**STATED TASK**
Check each line of the records below and collect those holding "компенсации".

Saved data entries

·····

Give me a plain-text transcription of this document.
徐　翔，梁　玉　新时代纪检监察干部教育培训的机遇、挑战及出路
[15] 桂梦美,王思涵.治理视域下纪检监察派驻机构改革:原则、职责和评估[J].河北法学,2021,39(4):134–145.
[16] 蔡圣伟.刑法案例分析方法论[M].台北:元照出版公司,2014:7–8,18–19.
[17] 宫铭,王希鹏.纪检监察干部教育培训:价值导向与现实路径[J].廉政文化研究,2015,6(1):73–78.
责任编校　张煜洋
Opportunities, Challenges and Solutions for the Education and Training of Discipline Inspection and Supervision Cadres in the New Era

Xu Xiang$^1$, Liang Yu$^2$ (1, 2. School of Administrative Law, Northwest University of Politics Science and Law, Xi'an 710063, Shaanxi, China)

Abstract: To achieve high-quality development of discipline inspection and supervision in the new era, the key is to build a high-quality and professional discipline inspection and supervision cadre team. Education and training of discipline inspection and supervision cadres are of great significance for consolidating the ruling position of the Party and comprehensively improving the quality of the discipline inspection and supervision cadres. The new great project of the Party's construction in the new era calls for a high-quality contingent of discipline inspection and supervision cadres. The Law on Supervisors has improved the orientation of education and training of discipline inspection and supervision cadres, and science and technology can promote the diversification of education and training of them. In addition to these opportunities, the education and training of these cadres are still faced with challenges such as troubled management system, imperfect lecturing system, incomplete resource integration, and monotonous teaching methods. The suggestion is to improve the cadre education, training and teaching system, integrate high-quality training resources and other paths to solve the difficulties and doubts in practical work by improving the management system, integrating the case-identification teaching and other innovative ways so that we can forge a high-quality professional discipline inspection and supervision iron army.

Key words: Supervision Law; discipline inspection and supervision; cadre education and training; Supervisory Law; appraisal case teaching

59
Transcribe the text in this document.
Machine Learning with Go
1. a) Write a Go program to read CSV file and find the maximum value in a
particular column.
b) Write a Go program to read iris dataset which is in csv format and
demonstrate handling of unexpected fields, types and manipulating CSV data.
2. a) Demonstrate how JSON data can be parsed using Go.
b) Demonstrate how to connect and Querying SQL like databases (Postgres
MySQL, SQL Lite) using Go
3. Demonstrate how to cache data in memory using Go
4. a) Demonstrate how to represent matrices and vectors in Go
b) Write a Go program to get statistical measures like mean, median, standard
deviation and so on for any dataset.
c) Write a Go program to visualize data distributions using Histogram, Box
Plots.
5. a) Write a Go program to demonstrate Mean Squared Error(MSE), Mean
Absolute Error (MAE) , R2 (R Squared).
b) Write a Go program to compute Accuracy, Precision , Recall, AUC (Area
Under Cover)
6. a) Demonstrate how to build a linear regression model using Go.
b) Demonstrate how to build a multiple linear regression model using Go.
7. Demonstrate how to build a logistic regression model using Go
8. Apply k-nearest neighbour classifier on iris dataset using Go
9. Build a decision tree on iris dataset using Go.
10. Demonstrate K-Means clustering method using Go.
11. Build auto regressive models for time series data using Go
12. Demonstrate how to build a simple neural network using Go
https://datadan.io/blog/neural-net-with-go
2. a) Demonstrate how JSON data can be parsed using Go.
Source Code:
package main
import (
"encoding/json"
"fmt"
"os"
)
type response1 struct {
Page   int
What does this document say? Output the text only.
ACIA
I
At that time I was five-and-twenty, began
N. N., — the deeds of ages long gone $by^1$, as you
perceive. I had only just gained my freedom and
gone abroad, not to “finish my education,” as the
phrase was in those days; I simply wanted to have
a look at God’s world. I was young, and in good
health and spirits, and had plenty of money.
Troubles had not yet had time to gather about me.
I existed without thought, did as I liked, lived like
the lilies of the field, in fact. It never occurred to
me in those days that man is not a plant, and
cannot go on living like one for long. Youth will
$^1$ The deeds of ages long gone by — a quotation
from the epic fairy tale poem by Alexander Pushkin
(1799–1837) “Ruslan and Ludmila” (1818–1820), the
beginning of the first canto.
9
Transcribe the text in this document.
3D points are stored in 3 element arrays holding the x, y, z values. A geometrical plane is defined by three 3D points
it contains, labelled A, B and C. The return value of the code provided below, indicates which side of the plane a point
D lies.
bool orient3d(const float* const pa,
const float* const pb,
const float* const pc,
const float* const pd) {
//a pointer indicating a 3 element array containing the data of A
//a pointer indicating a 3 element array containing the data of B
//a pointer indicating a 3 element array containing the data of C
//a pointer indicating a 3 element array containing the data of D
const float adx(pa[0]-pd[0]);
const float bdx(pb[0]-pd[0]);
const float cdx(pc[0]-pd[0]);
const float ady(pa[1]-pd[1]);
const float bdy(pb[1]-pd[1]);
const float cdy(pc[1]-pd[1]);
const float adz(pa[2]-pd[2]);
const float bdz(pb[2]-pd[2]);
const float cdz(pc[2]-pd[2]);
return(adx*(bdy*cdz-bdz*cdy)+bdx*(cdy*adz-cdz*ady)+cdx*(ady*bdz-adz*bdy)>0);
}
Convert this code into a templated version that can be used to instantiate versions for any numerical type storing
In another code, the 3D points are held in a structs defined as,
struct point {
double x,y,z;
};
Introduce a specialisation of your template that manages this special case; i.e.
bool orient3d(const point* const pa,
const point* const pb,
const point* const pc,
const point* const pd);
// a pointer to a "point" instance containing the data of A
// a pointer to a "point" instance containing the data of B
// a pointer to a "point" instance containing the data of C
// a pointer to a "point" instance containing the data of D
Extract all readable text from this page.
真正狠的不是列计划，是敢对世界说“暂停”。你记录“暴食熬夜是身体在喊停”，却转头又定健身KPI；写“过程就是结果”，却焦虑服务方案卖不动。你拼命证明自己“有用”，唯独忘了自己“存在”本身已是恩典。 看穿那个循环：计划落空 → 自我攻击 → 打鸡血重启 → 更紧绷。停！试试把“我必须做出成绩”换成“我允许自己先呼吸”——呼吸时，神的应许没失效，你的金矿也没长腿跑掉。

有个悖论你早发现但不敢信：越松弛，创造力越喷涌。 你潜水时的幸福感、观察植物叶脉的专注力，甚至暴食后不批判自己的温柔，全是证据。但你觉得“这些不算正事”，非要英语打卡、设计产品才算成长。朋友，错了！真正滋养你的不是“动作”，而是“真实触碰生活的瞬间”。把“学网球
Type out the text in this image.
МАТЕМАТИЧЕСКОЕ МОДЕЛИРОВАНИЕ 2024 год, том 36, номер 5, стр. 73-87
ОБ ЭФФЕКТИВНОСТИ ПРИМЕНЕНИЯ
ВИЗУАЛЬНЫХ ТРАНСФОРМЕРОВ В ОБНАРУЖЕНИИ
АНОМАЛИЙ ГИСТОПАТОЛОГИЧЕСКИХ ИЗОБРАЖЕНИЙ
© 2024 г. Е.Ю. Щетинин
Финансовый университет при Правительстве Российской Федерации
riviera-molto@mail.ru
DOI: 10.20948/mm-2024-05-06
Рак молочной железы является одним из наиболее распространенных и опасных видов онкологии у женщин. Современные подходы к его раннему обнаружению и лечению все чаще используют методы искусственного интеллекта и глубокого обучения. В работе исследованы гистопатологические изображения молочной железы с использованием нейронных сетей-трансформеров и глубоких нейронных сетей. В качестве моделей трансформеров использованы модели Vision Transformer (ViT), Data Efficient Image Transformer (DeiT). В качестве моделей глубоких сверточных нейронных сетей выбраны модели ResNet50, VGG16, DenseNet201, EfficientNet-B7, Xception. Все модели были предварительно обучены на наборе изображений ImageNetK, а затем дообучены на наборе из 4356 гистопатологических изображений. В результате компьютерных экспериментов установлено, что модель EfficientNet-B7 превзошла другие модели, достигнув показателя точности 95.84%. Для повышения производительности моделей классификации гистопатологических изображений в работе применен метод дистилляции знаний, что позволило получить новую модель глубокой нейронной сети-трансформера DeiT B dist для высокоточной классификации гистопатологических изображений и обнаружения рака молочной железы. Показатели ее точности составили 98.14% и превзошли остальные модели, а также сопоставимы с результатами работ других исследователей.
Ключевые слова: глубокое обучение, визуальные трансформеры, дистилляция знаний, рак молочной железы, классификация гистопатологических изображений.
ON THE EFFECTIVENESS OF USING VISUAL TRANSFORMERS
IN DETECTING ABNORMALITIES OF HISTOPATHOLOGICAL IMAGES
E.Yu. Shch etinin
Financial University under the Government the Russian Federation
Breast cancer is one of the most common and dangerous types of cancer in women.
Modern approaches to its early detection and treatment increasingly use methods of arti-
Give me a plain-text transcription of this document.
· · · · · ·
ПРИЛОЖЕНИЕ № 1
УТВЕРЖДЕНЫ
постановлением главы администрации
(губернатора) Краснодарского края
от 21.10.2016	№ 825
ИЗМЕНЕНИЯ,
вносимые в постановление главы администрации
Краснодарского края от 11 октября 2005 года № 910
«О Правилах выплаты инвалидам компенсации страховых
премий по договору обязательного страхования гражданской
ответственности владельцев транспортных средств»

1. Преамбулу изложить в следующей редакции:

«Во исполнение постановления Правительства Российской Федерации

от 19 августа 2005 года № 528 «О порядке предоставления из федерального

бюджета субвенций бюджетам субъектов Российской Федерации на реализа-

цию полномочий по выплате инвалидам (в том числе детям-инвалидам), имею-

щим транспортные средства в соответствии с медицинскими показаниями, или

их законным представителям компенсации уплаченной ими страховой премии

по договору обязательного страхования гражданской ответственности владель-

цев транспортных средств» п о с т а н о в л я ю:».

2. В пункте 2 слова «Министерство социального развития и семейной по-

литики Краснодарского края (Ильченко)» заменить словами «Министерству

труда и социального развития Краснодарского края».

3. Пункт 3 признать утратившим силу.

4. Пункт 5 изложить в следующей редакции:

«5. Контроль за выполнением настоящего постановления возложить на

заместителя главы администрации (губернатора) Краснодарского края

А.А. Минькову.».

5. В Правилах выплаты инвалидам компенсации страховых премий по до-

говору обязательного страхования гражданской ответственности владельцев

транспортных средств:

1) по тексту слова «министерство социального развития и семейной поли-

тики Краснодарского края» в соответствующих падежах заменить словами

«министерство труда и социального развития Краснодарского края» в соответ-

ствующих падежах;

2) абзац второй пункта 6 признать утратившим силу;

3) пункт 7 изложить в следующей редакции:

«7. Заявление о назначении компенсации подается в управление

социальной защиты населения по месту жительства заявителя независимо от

·····

**RESPONSE**
«О Правилах выплаты инвалидам компенсации страховых
их законным представителям компенсации уплаченной ими страховой премии
5. В Правилах выплаты инвалидам компенсации страховых премий по до-
«7. Заявление о назначении компенсации подается в управление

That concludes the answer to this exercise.